***** SOURCE MATERIAL
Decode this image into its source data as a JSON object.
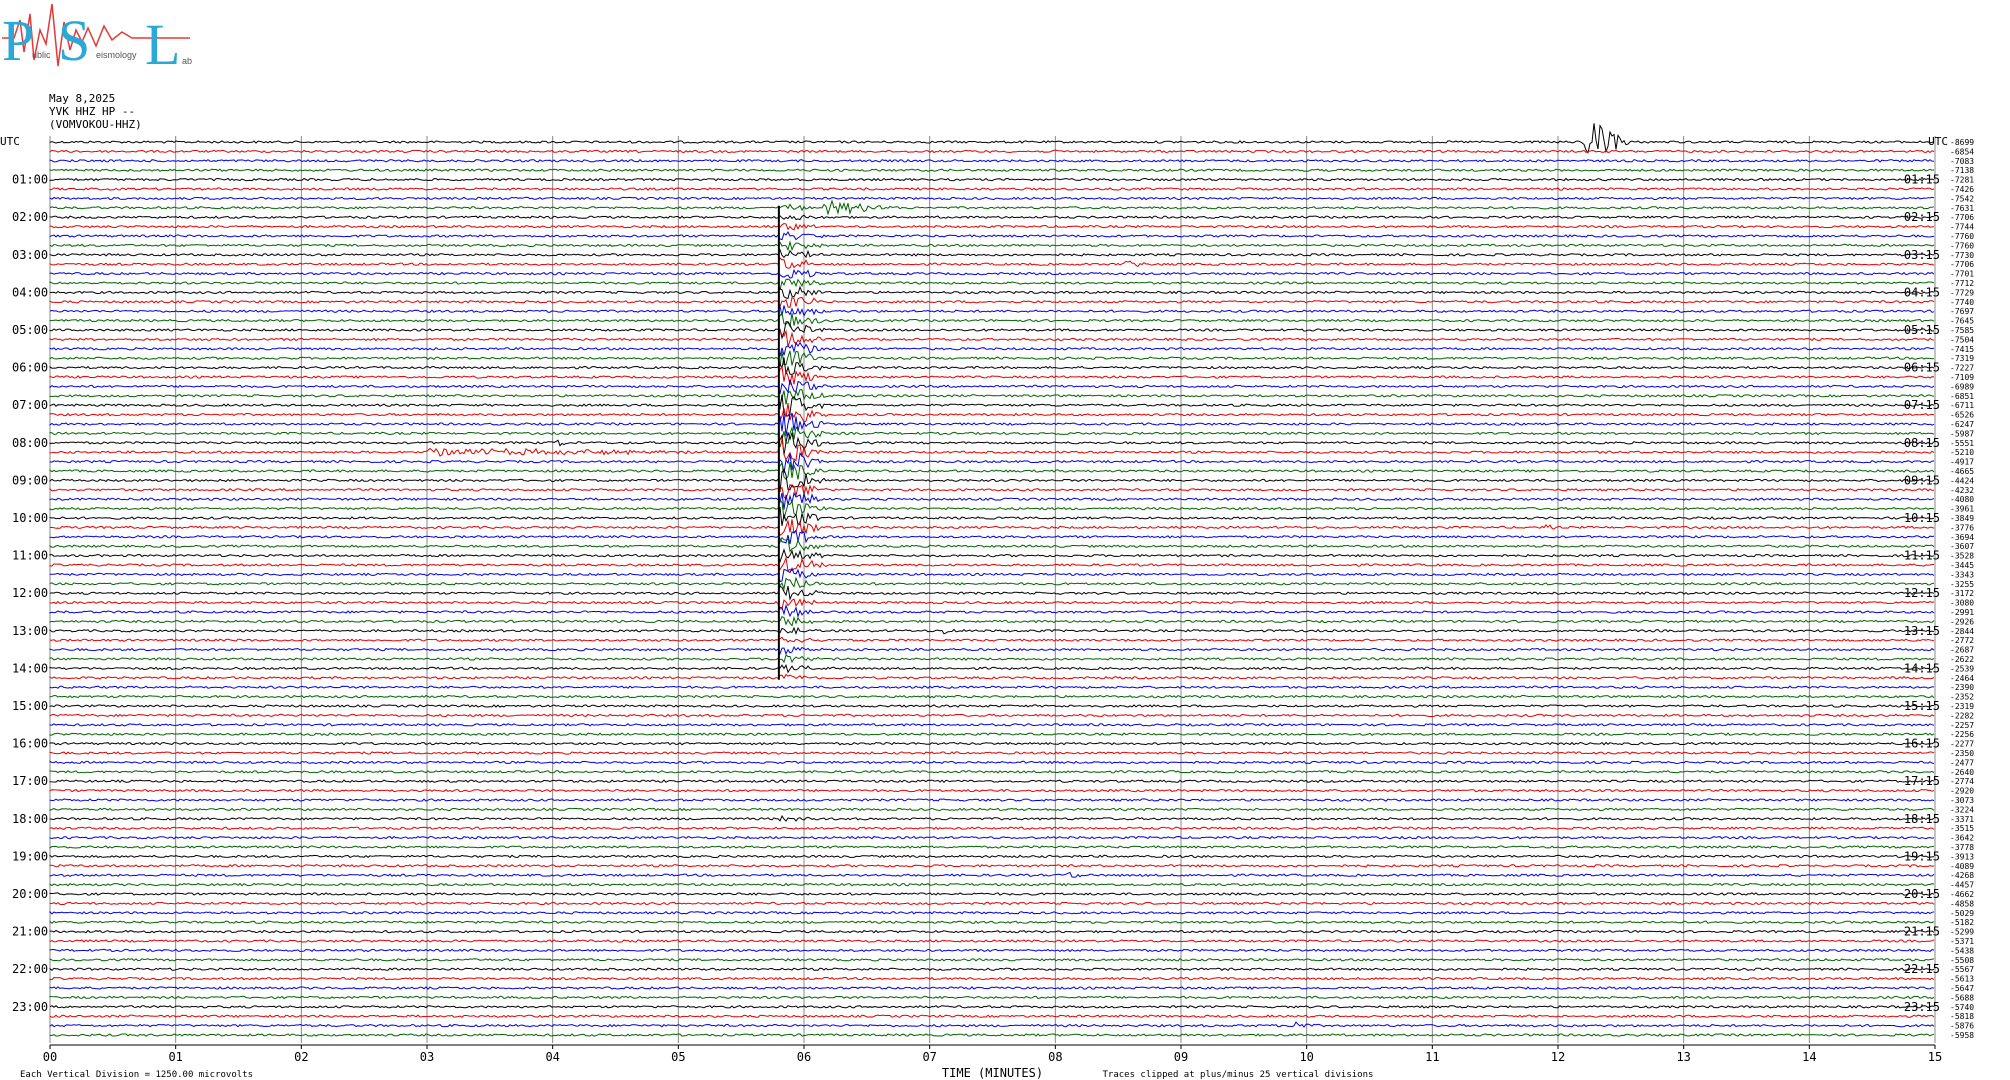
{
  "logo": {
    "letters": [
      "P",
      "S",
      "L"
    ],
    "words": [
      "ublic",
      "eismology",
      "ab"
    ]
  },
  "header": {
    "date": "May 8,2025",
    "channel": "YVK HHZ HP --",
    "station": "(VOMVOKOU-HHZ)"
  },
  "colors": {
    "trace_cycle": [
      "#000000",
      "#e00000",
      "#0000e0",
      "#006400"
    ],
    "grid": "#888888",
    "logo": "#2aa9d8",
    "logo_accent": "#e23a3a"
  },
  "chart_data": {
    "type": "line",
    "title": "",
    "xlabel": "TIME (MINUTES)",
    "ylabel": "",
    "x_ticks": [
      "00",
      "01",
      "02",
      "03",
      "04",
      "05",
      "06",
      "07",
      "08",
      "09",
      "10",
      "11",
      "12",
      "13",
      "14",
      "15"
    ],
    "xlim": [
      0,
      15
    ],
    "left_axis_title": "UTC",
    "right_axis_title": "UTC",
    "left_hours": [
      "01:00",
      "02:00",
      "03:00",
      "04:00",
      "05:00",
      "06:00",
      "07:00",
      "08:00",
      "09:00",
      "10:00",
      "11:00",
      "12:00",
      "13:00",
      "14:00",
      "15:00",
      "16:00",
      "17:00",
      "18:00",
      "19:00",
      "20:00",
      "21:00",
      "22:00",
      "23:00"
    ],
    "right_hours": [
      "01:15",
      "02:15",
      "03:15",
      "04:15",
      "05:15",
      "06:15",
      "07:15",
      "08:15",
      "09:15",
      "10:15",
      "11:15",
      "12:15",
      "13:15",
      "14:15",
      "15:15",
      "16:15",
      "17:15",
      "18:15",
      "19:15",
      "20:15",
      "21:15",
      "22:15",
      "23:15"
    ],
    "trace_count": 96,
    "traces_per_hour": 4,
    "trace_offsets": [
      -8699,
      -6854,
      -7083,
      -7138,
      -7281,
      -7426,
      -7542,
      -7631,
      -7706,
      -7744,
      -7760,
      -7760,
      -7730,
      -7706,
      -7701,
      -7712,
      -7729,
      -7740,
      -7697,
      -7645,
      -7585,
      -7504,
      -7415,
      -7319,
      -7227,
      -7109,
      -6989,
      -6851,
      -6711,
      -6526,
      -6247,
      -5987,
      -5551,
      -5210,
      -4917,
      -4665,
      -4424,
      -4232,
      -4080,
      -3961,
      -3849,
      -3776,
      -3694,
      -3607,
      -3528,
      -3445,
      -3343,
      -3255,
      -3172,
      -3080,
      -2991,
      -2926,
      -2844,
      -2772,
      -2687,
      -2622,
      -2539,
      -2464,
      -2390,
      -2352,
      -2319,
      -2282,
      -2257,
      -2256,
      -2277,
      -2350,
      -2477,
      -2640,
      -2774,
      -2920,
      -3073,
      -3224,
      -3371,
      -3515,
      -3642,
      -3778,
      -3913,
      -4089,
      -4268,
      -4457,
      -4662,
      -4858,
      -5029,
      -5182,
      -5299,
      -5371,
      -5438,
      -5508,
      -5567,
      -5613,
      -5647,
      -5688,
      -5740,
      -5818,
      -5876,
      -5958
    ],
    "events": [
      {
        "trace": 0,
        "minute": 12.2,
        "duration": 0.4,
        "amplitude": 2.5
      },
      {
        "trace": 7,
        "minute": 6.15,
        "duration": 0.6,
        "amplitude": 0.8
      },
      {
        "trace": 13,
        "minute": 8.5,
        "duration": 0.3,
        "amplitude": 0.35
      },
      {
        "trace": 33,
        "minute": 3.0,
        "duration": 2.6,
        "amplitude": 0.4
      },
      {
        "trace": 32,
        "minute": 4.0,
        "duration": 0.2,
        "amplitude": 0.4
      },
      {
        "trace": 52,
        "minute": 7.1,
        "duration": 0.15,
        "amplitude": 0.4
      },
      {
        "trace": 72,
        "minute": 5.8,
        "duration": 0.3,
        "amplitude": 0.35
      },
      {
        "trace": 78,
        "minute": 8.1,
        "duration": 0.2,
        "amplitude": 0.35
      },
      {
        "trace": 94,
        "minute": 9.9,
        "duration": 0.2,
        "amplitude": 0.45
      },
      {
        "trace": 45,
        "minute": 10.0,
        "duration": 0.1,
        "amplitude": 0.3
      },
      {
        "trace": 41,
        "minute": 11.9,
        "duration": 0.1,
        "amplitude": 0.3
      }
    ],
    "main_event": {
      "minute": 5.8,
      "first_trace": 7,
      "last_trace": 57,
      "peak_trace": 32
    },
    "footer_left": "Each Vertical Division = 1250.00 microvolts",
    "footer_right": "Traces clipped at plus/minus 25 vertical divisions"
  }
}
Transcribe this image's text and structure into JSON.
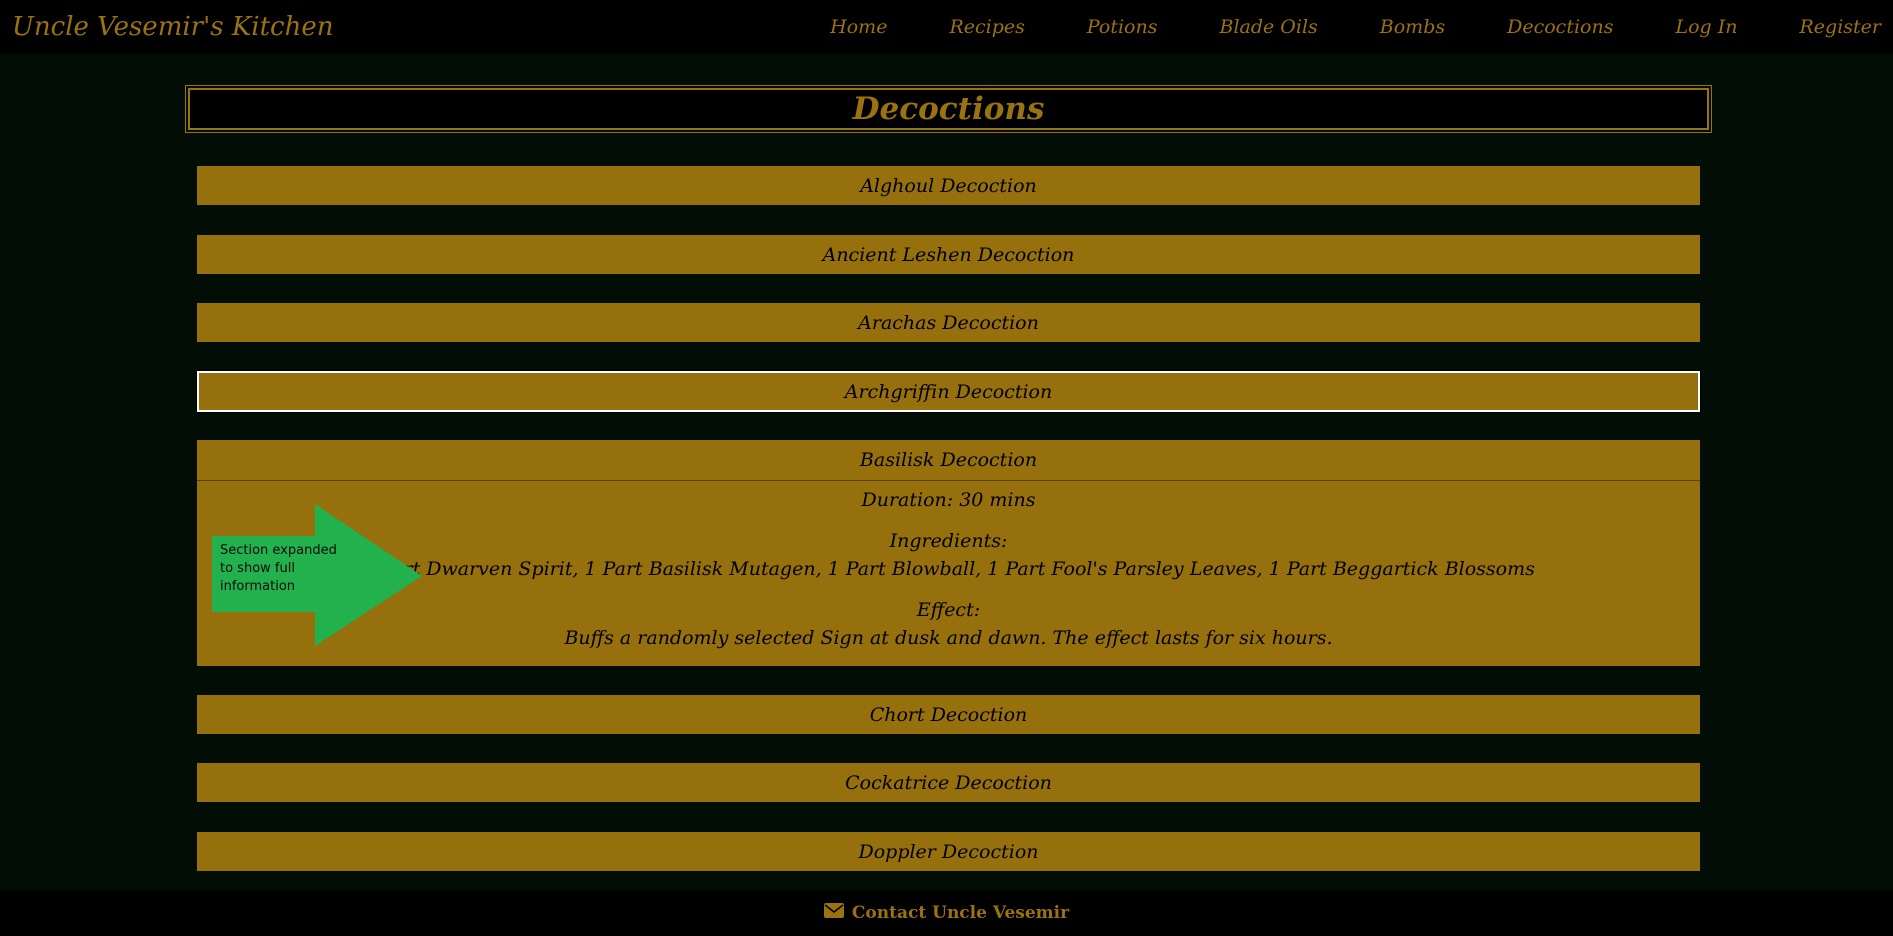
{
  "navbar": {
    "brand": "Uncle Vesemir's Kitchen",
    "links": [
      "Home",
      "Recipes",
      "Potions",
      "Blade Oils",
      "Bombs",
      "Decoctions",
      "Log In",
      "Register"
    ]
  },
  "page": {
    "title": "Decoctions"
  },
  "accordion": [
    "Alghoul Decoction",
    "Ancient Leshen Decoction",
    "Arachas Decoction",
    "Archgriffin Decoction",
    "Basilisk Decoction",
    "Chort Decoction",
    "Cockatrice Decoction",
    "Doppler Decoction"
  ],
  "expanded": {
    "duration": "Duration: 30 mins",
    "ingredients_label": "Ingredients:",
    "ingredients": "1 Part Dwarven Spirit, 1 Part Basilisk Mutagen, 1 Part Blowball, 1 Part Fool's Parsley Leaves, 1 Part Beggartick Blossoms",
    "effect_label": "Effect:",
    "effect": "Buffs a randomly selected Sign at dusk and dawn. The effect lasts for six hours."
  },
  "annotation": {
    "text": "Section expanded to show full information"
  },
  "footer": {
    "contact": "Contact Uncle Vesemir",
    "icon": "envelope-icon"
  },
  "colors": {
    "gold": "#95700d",
    "title_gold": "#9b7210",
    "background": "#020d06",
    "arrow": "#22b14c"
  }
}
**********
# THE REQUEST
Determine how many lines contain the word "expanded" and reply with that number alone.

# SOLUTION FOR THIS PROBLEM
2